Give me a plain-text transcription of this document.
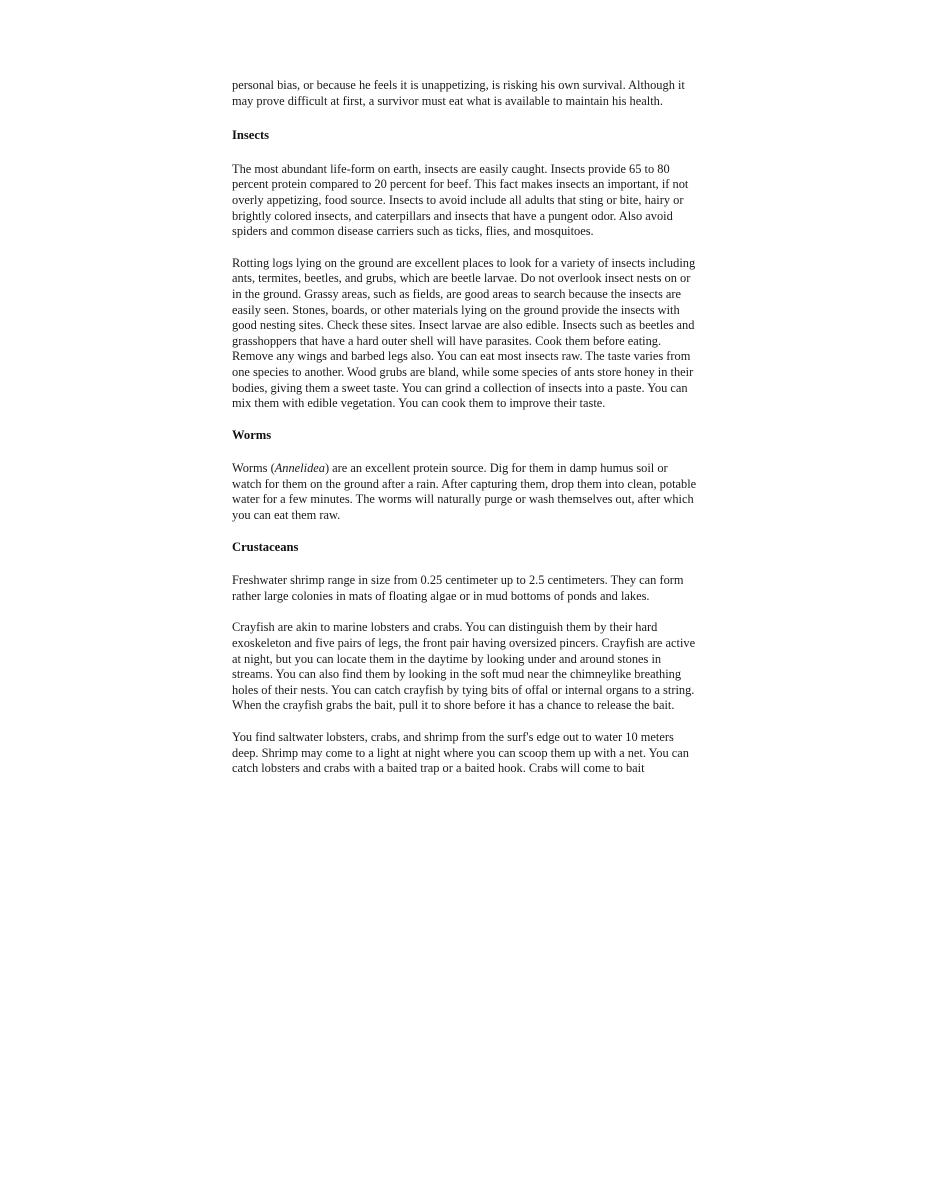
personal bias, or because he feels it is unappetizing, is risking his own survival. Although it may prove difficult at first, a survivor must eat what is available to maintain his health.

Insects

The most abundant life-form on earth, insects are easily caught. Insects provide 65 to 80 percent protein compared to 20 percent for beef. This fact makes insects an important, if not overly appetizing, food source. Insects to avoid include all adults that sting or bite, hairy or brightly colored insects, and caterpillars and insects that have a pungent odor. Also avoid spiders and common disease carriers such as ticks, flies, and mosquitoes.

Rotting logs lying on the ground are excellent places to look for a variety of insects including ants, termites, beetles, and grubs, which are beetle larvae. Do not overlook insect nests on or in the ground. Grassy areas, such as fields, are good areas to search because the insects are easily seen. Stones, boards, or other materials lying on the ground provide the insects with good nesting sites. Check these sites. Insect larvae are also edible. Insects such as beetles and grasshoppers that have a hard outer shell will have parasites. Cook them before eating. Remove any wings and barbed legs also. You can eat most insects raw. The taste varies from one species to another. Wood grubs are bland, while some species of ants store honey in their bodies, giving them a sweet taste. You can grind a collection of insects into a paste. You can mix them with edible vegetation. You can cook them to improve their taste.

Worms

Worms (Annelidea) are an excellent protein source. Dig for them in damp humus soil or watch for them on the ground after a rain. After capturing them, drop them into clean, potable water for a few minutes. The worms will naturally purge or wash themselves out, after which you can eat them raw.

Crustaceans

Freshwater shrimp range in size from 0.25 centimeter up to 2.5 centimeters. They can form rather large colonies in mats of floating algae or in mud bottoms of ponds and lakes.

Crayfish are akin to marine lobsters and crabs. You can distinguish them by their hard exoskeleton and five pairs of legs, the front pair having oversized pincers. Crayfish are active at night, but you can locate them in the daytime by looking under and around stones in streams. You can also find them by looking in the soft mud near the chimneylike breathing holes of their nests. You can catch crayfish by tying bits of offal or internal organs to a string. When the crayfish grabs the bait, pull it to shore before it has a chance to release the bait.

You find saltwater lobsters, crabs, and shrimp from the surf's edge out to water 10 meters deep. Shrimp may come to a light at night where you can scoop them up with a net. You can catch lobsters and crabs with a baited trap or a baited hook. Crabs will come to bait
★ ★ ★ ★ ★ ★ ★
## ACTIVITY:
Without including the pictures, reproduce all entries exactly.

## SOLUTION:
Give me a plain-text transcription of this document.
personal bias, or because he feels it is unappetizing, is risking his own survival. Although it may prove difficult at first, a survivor must eat what is available to maintain his health.

Insects

The most abundant life-form on earth, insects are easily caught. Insects provide 65 to 80 percent protein compared to 20 percent for beef. This fact makes insects an important, if not overly appetizing, food source. Insects to avoid include all adults that sting or bite, hairy or brightly colored insects, and caterpillars and insects that have a pungent odor. Also avoid spiders and common disease carriers such as ticks, flies, and mosquitoes.

Rotting logs lying on the ground are excellent places to look for a variety of insects including ants, termites, beetles, and grubs, which are beetle larvae. Do not overlook insect nests on or in the ground. Grassy areas, such as fields, are good areas to search because the insects are easily seen. Stones, boards, or other materials lying on the ground provide the insects with good nesting sites. Check these sites. Insect larvae are also edible. Insects such as beetles and grasshoppers that have a hard outer shell will have parasites. Cook them before eating. Remove any wings and barbed legs also. You can eat most insects raw. The taste varies from one species to another. Wood grubs are bland, while some species of ants store honey in their bodies, giving them a sweet taste. You can grind a collection of insects into a paste. You can mix them with edible vegetation. You can cook them to improve their taste.

Worms

Worms (Annelidea) are an excellent protein source. Dig for them in damp humus soil or watch for them on the ground after a rain. After capturing them, drop them into clean, potable water for a few minutes. The worms will naturally purge or wash themselves out, after which you can eat them raw.

Crustaceans

Freshwater shrimp range in size from 0.25 centimeter up to 2.5 centimeters. They can form rather large colonies in mats of floating algae or in mud bottoms of ponds and lakes.

Crayfish are akin to marine lobsters and crabs. You can distinguish them by their hard exoskeleton and five pairs of legs, the front pair having oversized pincers. Crayfish are active at night, but you can locate them in the daytime by looking under and around stones in streams. You can also find them by looking in the soft mud near the chimneylike breathing holes of their nests. You can catch crayfish by tying bits of offal or internal organs to a string. When the crayfish grabs the bait, pull it to shore before it has a chance to release the bait.

You find saltwater lobsters, crabs, and shrimp from the surf's edge out to water 10 meters deep. Shrimp may come to a light at night where you can scoop them up with a net. You can catch lobsters and crabs with a baited trap or a baited hook. Crabs will come to bait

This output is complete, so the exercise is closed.